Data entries
•••
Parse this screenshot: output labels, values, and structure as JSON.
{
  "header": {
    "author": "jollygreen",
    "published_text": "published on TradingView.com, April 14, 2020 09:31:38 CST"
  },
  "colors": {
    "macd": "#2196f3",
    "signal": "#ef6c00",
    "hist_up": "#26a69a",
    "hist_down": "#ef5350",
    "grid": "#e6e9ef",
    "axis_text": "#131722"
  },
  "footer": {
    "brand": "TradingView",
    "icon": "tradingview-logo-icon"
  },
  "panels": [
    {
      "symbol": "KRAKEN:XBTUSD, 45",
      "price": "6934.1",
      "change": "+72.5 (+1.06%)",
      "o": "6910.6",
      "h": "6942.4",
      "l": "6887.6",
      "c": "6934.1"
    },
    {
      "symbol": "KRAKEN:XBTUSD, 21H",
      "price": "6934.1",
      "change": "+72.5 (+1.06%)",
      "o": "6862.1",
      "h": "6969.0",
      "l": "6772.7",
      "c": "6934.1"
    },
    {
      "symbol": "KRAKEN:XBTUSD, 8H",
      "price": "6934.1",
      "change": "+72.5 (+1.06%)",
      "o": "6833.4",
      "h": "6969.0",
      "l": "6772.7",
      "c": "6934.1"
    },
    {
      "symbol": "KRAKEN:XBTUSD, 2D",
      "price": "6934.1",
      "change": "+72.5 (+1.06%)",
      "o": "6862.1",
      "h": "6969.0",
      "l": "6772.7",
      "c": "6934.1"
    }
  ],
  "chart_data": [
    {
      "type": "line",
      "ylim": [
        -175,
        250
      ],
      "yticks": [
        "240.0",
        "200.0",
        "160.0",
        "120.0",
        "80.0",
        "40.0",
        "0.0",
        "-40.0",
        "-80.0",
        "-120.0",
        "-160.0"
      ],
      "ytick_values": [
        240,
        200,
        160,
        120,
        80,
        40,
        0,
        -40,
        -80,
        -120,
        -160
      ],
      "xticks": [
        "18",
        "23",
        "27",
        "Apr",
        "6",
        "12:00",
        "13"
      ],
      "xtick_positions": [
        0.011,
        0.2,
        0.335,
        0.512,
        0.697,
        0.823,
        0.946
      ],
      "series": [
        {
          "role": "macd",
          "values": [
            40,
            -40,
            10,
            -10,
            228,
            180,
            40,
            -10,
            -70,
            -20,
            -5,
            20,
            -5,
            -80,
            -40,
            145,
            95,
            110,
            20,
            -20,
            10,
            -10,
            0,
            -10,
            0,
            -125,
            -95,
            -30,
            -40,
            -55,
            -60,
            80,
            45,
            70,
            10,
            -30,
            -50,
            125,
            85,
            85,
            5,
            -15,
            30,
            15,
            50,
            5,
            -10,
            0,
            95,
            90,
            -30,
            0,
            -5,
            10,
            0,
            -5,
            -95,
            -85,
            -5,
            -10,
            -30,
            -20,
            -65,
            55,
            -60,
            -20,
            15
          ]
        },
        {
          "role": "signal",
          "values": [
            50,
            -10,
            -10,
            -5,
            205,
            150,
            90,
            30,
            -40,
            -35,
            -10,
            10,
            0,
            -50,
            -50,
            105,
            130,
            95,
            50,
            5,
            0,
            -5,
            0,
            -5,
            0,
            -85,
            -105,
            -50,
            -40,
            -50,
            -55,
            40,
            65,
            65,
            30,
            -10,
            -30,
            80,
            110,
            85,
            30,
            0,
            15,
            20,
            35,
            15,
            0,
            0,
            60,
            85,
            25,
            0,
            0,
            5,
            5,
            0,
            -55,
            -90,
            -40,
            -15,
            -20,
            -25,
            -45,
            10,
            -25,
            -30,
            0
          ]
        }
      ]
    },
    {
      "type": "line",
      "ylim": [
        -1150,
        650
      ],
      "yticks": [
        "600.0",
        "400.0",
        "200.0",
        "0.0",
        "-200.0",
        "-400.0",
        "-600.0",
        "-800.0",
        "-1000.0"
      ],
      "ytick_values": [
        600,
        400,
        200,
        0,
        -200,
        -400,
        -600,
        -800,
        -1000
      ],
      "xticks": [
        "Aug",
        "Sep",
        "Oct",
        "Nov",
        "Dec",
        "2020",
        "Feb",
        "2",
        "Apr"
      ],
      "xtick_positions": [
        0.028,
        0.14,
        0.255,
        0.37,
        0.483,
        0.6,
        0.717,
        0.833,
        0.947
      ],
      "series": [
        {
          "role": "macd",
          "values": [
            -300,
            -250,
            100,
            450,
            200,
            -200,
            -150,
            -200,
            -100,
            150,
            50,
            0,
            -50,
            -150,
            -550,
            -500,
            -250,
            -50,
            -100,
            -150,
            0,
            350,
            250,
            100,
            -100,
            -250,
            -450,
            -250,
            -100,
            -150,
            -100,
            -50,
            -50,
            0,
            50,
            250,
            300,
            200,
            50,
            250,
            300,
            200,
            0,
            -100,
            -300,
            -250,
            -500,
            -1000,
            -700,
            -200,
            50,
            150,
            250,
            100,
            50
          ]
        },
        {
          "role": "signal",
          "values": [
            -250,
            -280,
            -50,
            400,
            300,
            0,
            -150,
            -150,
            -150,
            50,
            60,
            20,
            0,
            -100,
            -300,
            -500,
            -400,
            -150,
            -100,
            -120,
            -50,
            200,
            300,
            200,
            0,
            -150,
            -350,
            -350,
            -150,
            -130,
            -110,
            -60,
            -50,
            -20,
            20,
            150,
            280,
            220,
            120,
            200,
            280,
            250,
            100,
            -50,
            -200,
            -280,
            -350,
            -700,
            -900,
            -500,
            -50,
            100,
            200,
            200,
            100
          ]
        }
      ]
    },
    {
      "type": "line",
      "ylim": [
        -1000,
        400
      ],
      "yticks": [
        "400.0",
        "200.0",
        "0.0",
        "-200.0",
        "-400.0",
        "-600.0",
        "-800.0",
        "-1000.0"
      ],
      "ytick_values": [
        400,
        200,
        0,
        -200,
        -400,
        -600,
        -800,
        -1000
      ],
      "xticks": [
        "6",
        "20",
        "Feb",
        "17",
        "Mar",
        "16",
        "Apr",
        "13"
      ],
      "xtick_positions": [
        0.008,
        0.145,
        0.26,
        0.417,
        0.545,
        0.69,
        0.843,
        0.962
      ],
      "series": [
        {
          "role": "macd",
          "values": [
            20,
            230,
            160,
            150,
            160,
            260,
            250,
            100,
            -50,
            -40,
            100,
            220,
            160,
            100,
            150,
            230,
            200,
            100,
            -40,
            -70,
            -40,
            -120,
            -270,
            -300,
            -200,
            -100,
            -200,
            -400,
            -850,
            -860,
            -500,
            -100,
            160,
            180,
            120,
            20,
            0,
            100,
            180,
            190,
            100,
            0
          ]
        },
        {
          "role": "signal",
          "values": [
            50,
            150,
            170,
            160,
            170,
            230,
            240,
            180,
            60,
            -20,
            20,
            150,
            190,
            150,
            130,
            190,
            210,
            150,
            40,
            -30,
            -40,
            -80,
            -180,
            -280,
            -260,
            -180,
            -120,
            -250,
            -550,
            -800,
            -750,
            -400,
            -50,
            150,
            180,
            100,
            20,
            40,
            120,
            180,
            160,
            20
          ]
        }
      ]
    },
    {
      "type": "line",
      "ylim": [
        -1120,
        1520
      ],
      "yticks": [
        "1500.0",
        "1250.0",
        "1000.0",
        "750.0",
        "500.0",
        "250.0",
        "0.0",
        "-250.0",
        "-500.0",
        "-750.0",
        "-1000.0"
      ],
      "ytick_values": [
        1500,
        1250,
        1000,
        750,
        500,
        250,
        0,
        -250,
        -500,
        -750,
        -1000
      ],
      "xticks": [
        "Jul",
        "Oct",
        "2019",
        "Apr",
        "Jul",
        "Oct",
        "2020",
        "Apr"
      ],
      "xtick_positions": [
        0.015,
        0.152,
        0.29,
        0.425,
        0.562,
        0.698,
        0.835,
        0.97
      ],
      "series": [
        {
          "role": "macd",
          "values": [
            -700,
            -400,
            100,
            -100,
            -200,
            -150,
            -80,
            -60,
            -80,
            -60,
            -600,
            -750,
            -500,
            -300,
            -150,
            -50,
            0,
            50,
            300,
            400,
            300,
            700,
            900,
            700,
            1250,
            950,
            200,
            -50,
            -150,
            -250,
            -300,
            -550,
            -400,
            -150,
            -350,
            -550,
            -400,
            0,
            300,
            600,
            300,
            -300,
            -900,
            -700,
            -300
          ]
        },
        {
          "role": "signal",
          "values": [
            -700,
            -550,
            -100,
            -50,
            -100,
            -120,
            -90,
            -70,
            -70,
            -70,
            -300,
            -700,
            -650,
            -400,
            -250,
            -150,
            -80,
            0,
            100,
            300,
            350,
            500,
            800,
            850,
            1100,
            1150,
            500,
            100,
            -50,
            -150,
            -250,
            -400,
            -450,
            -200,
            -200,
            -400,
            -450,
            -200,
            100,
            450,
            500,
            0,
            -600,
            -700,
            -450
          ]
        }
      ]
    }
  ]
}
•••
▶ [STATED EXERCISE]
From the entries above, copy every line that holds the word "KRAKEN".

▶ [ANSWER TO THE EXERCISE]
      "symbol": "KRAKEN:XBTUSD, 45",
      "symbol": "KRAKEN:XBTUSD, 21H",
      "symbol": "KRAKEN:XBTUSD, 8H",
      "symbol": "KRAKEN:XBTUSD, 2D",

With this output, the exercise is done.